DATA IN THIS EXERCISE:

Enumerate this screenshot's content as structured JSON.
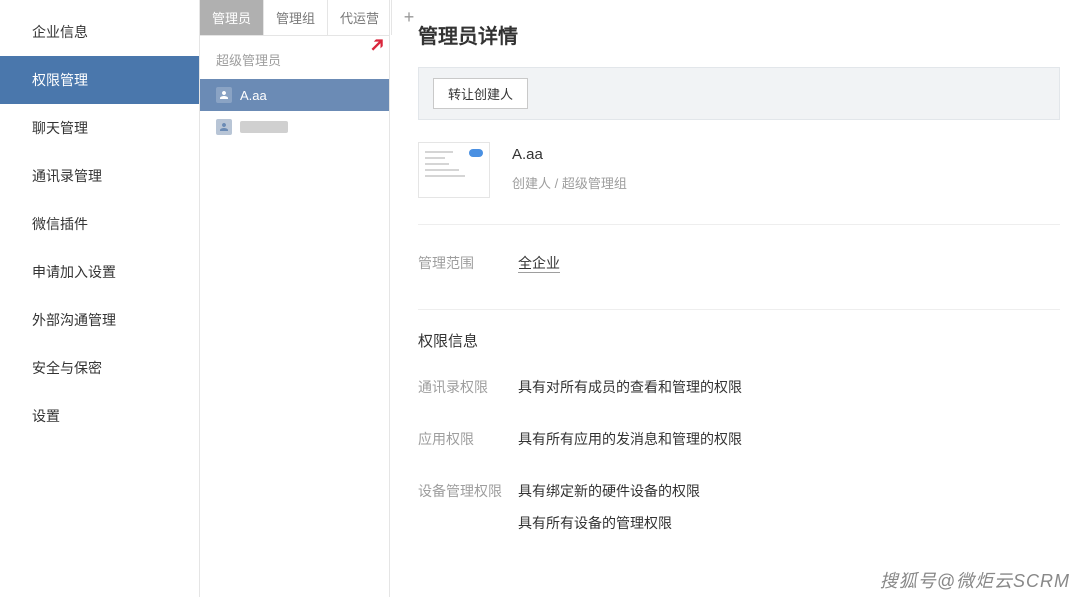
{
  "sidebar": {
    "items": [
      {
        "label": "企业信息"
      },
      {
        "label": "权限管理"
      },
      {
        "label": "聊天管理"
      },
      {
        "label": "通讯录管理"
      },
      {
        "label": "微信插件"
      },
      {
        "label": "申请加入设置"
      },
      {
        "label": "外部沟通管理"
      },
      {
        "label": "安全与保密"
      },
      {
        "label": "设置"
      }
    ],
    "activeIndex": 1
  },
  "tabs": {
    "items": [
      {
        "label": "管理员"
      },
      {
        "label": "管理组"
      },
      {
        "label": "代运营"
      }
    ],
    "activeIndex": 0,
    "addLabel": "+"
  },
  "adminList": {
    "sectionLabel": "超级管理员",
    "items": [
      {
        "name": "A.aa",
        "redacted": false
      },
      {
        "name": "",
        "redacted": true
      }
    ],
    "selectedIndex": 0
  },
  "detail": {
    "title": "管理员详情",
    "transferBtn": "转让创建人",
    "profile": {
      "name": "A.aa",
      "meta": "创建人 / 超级管理组"
    },
    "scope": {
      "label": "管理范围",
      "value": "全企业"
    },
    "permSection": {
      "title": "权限信息",
      "rows": [
        {
          "label": "通讯录权限",
          "values": [
            "具有对所有成员的查看和管理的权限"
          ]
        },
        {
          "label": "应用权限",
          "values": [
            "具有所有应用的发消息和管理的权限"
          ]
        },
        {
          "label": "设备管理权限",
          "values": [
            "具有绑定新的硬件设备的权限",
            "具有所有设备的管理权限"
          ]
        }
      ]
    }
  },
  "watermark": "搜狐号@微炬云SCRM"
}
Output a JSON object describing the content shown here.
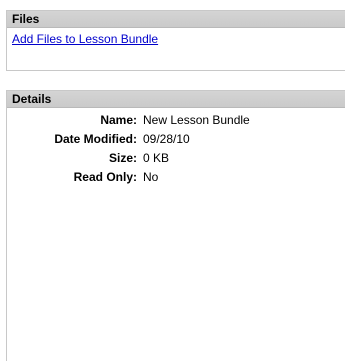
{
  "files_panel": {
    "title": "Files",
    "add_files_link": "Add Files to Lesson Bundle"
  },
  "details_panel": {
    "title": "Details",
    "rows": [
      {
        "label": "Name:",
        "value": "New Lesson Bundle"
      },
      {
        "label": "Date Modified:",
        "value": "09/28/10"
      },
      {
        "label": "Size:",
        "value": "0 KB"
      },
      {
        "label": "Read Only:",
        "value": "No"
      }
    ]
  },
  "colors": {
    "header_bg": "#cfcfcf",
    "link": "#0000cc",
    "border": "#c8c8c8"
  }
}
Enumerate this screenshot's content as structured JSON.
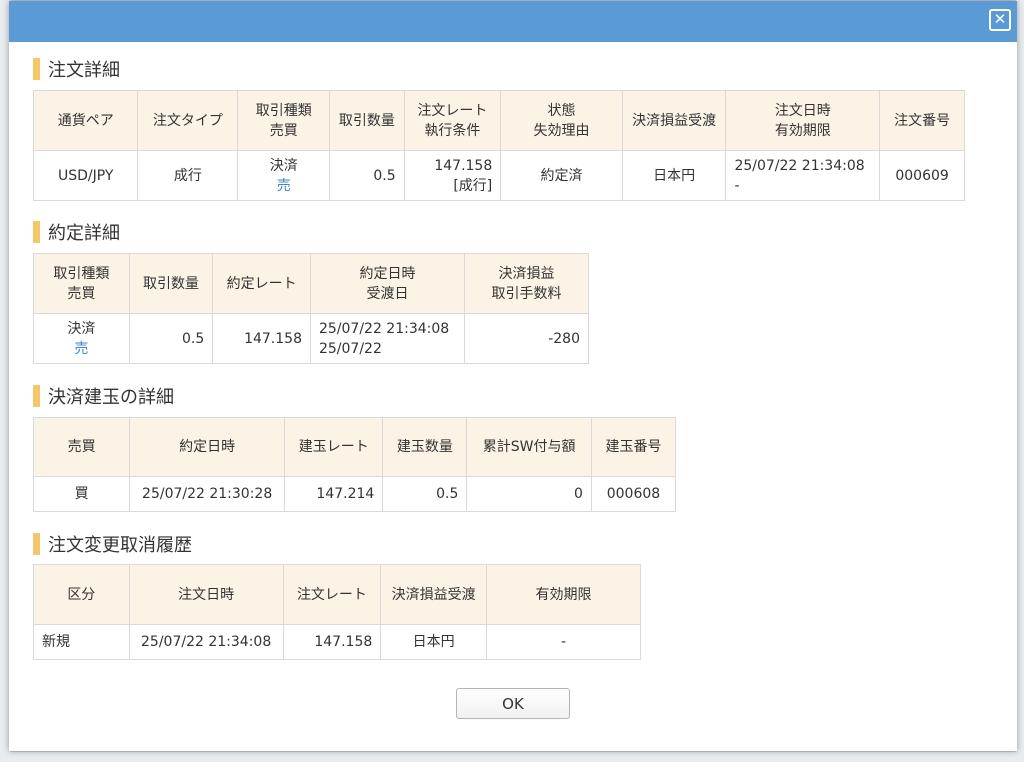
{
  "dialog": {
    "close_label": "✕",
    "ok_label": "OK"
  },
  "order_detail": {
    "title": "注文詳細",
    "headers": [
      [
        "通貨ペア"
      ],
      [
        "注文タイプ"
      ],
      [
        "取引種類",
        "売買"
      ],
      [
        "取引数量"
      ],
      [
        "注文レート",
        "執行条件"
      ],
      [
        "状態",
        "失効理由"
      ],
      [
        "決済損益受渡"
      ],
      [
        "注文日時",
        "有効期限"
      ],
      [
        "注文番号"
      ]
    ],
    "row": {
      "pair": "USD/JPY",
      "order_type": "成行",
      "trade_kind": "決済",
      "side": "売",
      "quantity": "0.5",
      "rate": "147.158",
      "condition": "[成行]",
      "status": "約定済",
      "settlement_currency": "日本円",
      "order_datetime": "25/07/22 21:34:08",
      "expiry": "-",
      "order_no": "000609"
    }
  },
  "execution_detail": {
    "title": "約定詳細",
    "headers": [
      [
        "取引種類",
        "売買"
      ],
      [
        "取引数量"
      ],
      [
        "約定レート"
      ],
      [
        "約定日時",
        "受渡日"
      ],
      [
        "決済損益",
        "取引手数料"
      ]
    ],
    "row": {
      "trade_kind": "決済",
      "side": "売",
      "quantity": "0.5",
      "rate": "147.158",
      "exec_datetime": "25/07/22 21:34:08",
      "delivery_date": "25/07/22",
      "pnl": "-280"
    }
  },
  "position_detail": {
    "title": "決済建玉の詳細",
    "headers": [
      "売買",
      "約定日時",
      "建玉レート",
      "建玉数量",
      "累計SW付与額",
      "建玉番号"
    ],
    "row": {
      "side": "買",
      "exec_datetime": "25/07/22 21:30:28",
      "rate": "147.214",
      "quantity": "0.5",
      "swap_total": "0",
      "position_no": "000608"
    }
  },
  "history": {
    "title": "注文変更取消履歴",
    "headers": [
      "区分",
      "注文日時",
      "注文レート",
      "決済損益受渡",
      "有効期限"
    ],
    "row": {
      "category": "新規",
      "order_datetime": "25/07/22 21:34:08",
      "rate": "147.158",
      "settlement_currency": "日本円",
      "expiry": "-"
    }
  },
  "colors": {
    "titlebar": "#5a9bd5",
    "section_bar": "#f6c66a",
    "header_bg": "#fbf3e6",
    "sell_blue": "#3f86c9",
    "buy_red": "#cc3333"
  }
}
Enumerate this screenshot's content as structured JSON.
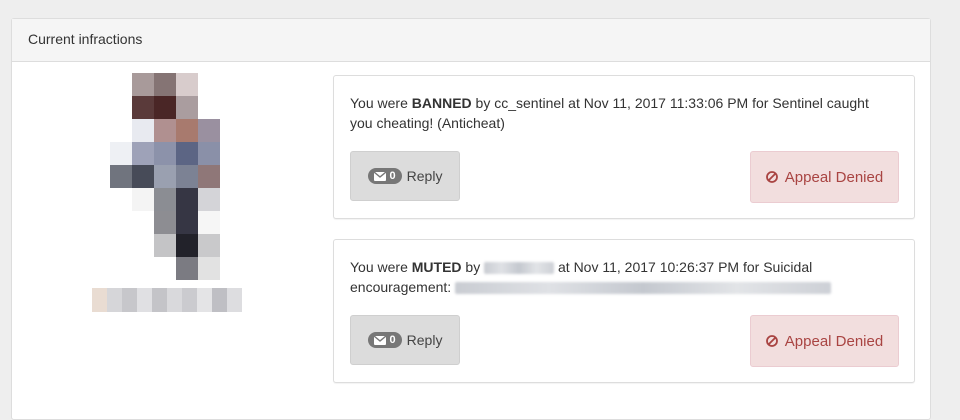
{
  "panel": {
    "title": "Current infractions"
  },
  "infractions": [
    {
      "prefix": "You were ",
      "type": "BANNED",
      "by_prefix": " by ",
      "by": "cc_sentinel",
      "at_text": " at Nov 11, 2017 11:33:06 PM for Sentinel caught you cheating! (Anticheat)",
      "reply_count": "0",
      "reply_label": "Reply",
      "appeal_label": "Appeal Denied"
    },
    {
      "prefix": "You were ",
      "type": "MUTED",
      "by_prefix": " by ",
      "at_text": " at Nov 11, 2017 10:26:37 PM for Suicidal encouragement: ",
      "reply_count": "0",
      "reply_label": "Reply",
      "appeal_label": "Appeal Denied"
    }
  ],
  "icons": {
    "envelope": "envelope-icon",
    "appeal": "ban-icon"
  },
  "colors": {
    "appeal_bg": "#f2dede",
    "appeal_text": "#a94442",
    "reply_bg": "#dcdcdc",
    "badge_bg": "#777777"
  }
}
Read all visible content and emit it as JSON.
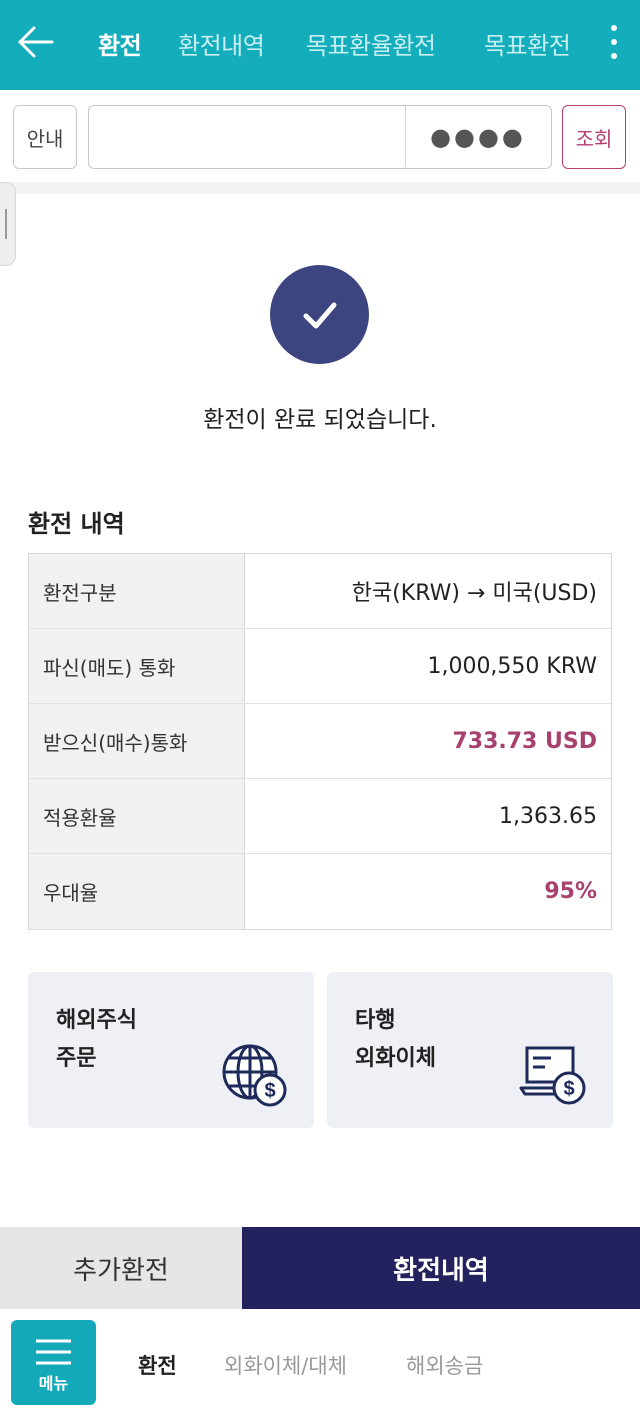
{
  "header": {
    "tabs": [
      {
        "label": "환전",
        "active": true
      },
      {
        "label": "환전내역",
        "active": false
      },
      {
        "label": "목표환율환전",
        "active": false
      },
      {
        "label": "목표환전",
        "active": false
      }
    ],
    "color": "#14adbc"
  },
  "account_bar": {
    "guide_label": "안내",
    "password_mask": "●●●●",
    "query_label": "조회"
  },
  "result": {
    "message": "환전이 완료 되었습니다.",
    "icon": "check-icon"
  },
  "details": {
    "title": "환전 내역",
    "rows": [
      {
        "label": "환전구분",
        "value": "한국(KRW) → 미국(USD)"
      },
      {
        "label": "파신(매도) 통화",
        "value": "1,000,550 KRW"
      },
      {
        "label": "받으신(매수)통화",
        "value": "733.73 USD"
      },
      {
        "label": "적용환율",
        "value": "1,363.65"
      },
      {
        "label": "우대율",
        "value": "95%"
      }
    ],
    "accent_color": "#a8416f"
  },
  "cards": [
    {
      "line1": "해외주식",
      "line2": "주문",
      "icon": "globe-dollar-icon"
    },
    {
      "line1": "타행",
      "line2": "외화이체",
      "icon": "laptop-dollar-icon"
    }
  ],
  "actions": {
    "secondary": "추가환전",
    "primary": "환전내역",
    "primary_color": "#23225f"
  },
  "bottom_nav": {
    "menu_label": "메뉴",
    "items": [
      {
        "label": "환전",
        "active": true
      },
      {
        "label": "외화이체/대체",
        "active": false
      },
      {
        "label": "해외송금",
        "active": false
      }
    ]
  }
}
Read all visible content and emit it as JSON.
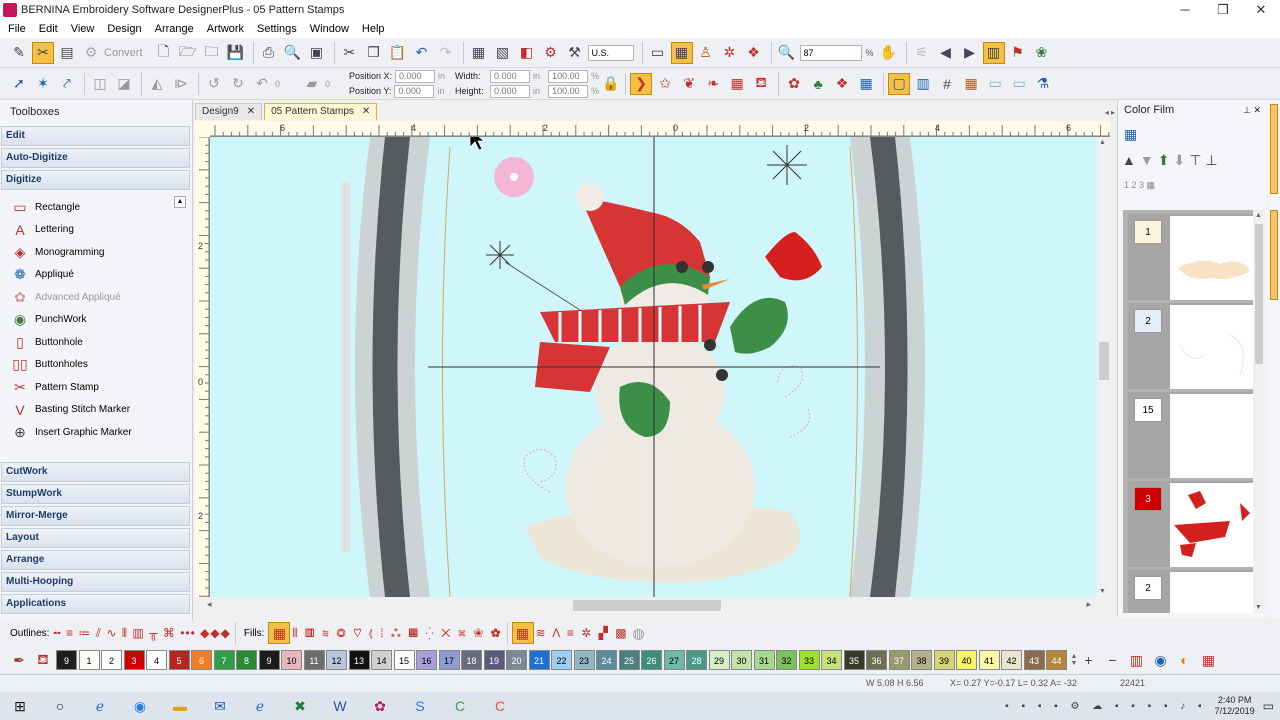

TASK GOAL:
In the lines above, locate the string "Lesson". Copy every line where it occurs.

EXERCISE ANSWER:
    "add_files_link": "Add Files to Lesson Bundle"
        "value": "New Lesson Bundle"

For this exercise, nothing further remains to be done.